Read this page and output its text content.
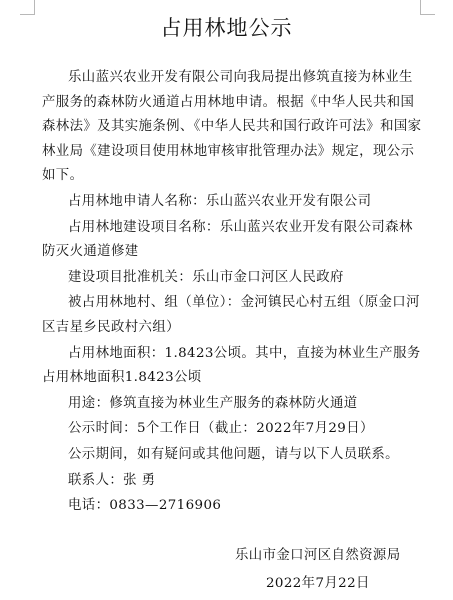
占用林地公示

乐山蓝兴农业开发有限公司向我局提出修筑直接为林业生产服务的森林防火通道占用林地申请。根据《中华人民共和国森林法》及其实施条例、《中华人民共和国行政许可法》和国家林业局《建设项目使用林地审核审批管理办法》规定，现公示如下。

占用林地申请人名称：乐山蓝兴农业开发有限公司

占用林地建设项目名称：乐山蓝兴农业开发有限公司森林防灭火通道修建

建设项目批准机关：乐山市金口河区人民政府

被占用林地村、组（单位）：金河镇民心村五组（原金口河区吉星乡民政村六组）

占用林地面积：1.8423公顷。其中，直接为林业生产服务占用林地面积1.8423公顷

用途：修筑直接为林业生产服务的森林防火通道

公示时间：5个工作日（截止：2022年7月29日）

公示期间，如有疑问或其他问题，请与以下人员联系。

联系人：张 勇

电话：0833—2716906

乐山市金口河区自然资源局
2022年7月22日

════════════════════

Generate a word-for-word copy of the preceding records, excluding all pictures.

[TASK ANSWER]
Read this page and output its text content.
占用林地公示

乐山蓝兴农业开发有限公司向我局提出修筑直接为林业生产服务的森林防火通道占用林地申请。根据《中华人民共和国森林法》及其实施条例、《中华人民共和国行政许可法》和国家林业局《建设项目使用林地审核审批管理办法》规定，现公示如下。

占用林地申请人名称：乐山蓝兴农业开发有限公司

占用林地建设项目名称：乐山蓝兴农业开发有限公司森林防灭火通道修建

建设项目批准机关：乐山市金口河区人民政府

被占用林地村、组（单位）：金河镇民心村五组（原金口河区吉星乡民政村六组）

占用林地面积：1.8423公顷。其中，直接为林业生产服务占用林地面积1.8423公顷

用途：修筑直接为林业生产服务的森林防火通道

公示时间：5个工作日（截止：2022年7月29日）

公示期间，如有疑问或其他问题，请与以下人员联系。

联系人：张 勇

电话：0833—2716906

乐山市金口河区自然资源局
2022年7月22日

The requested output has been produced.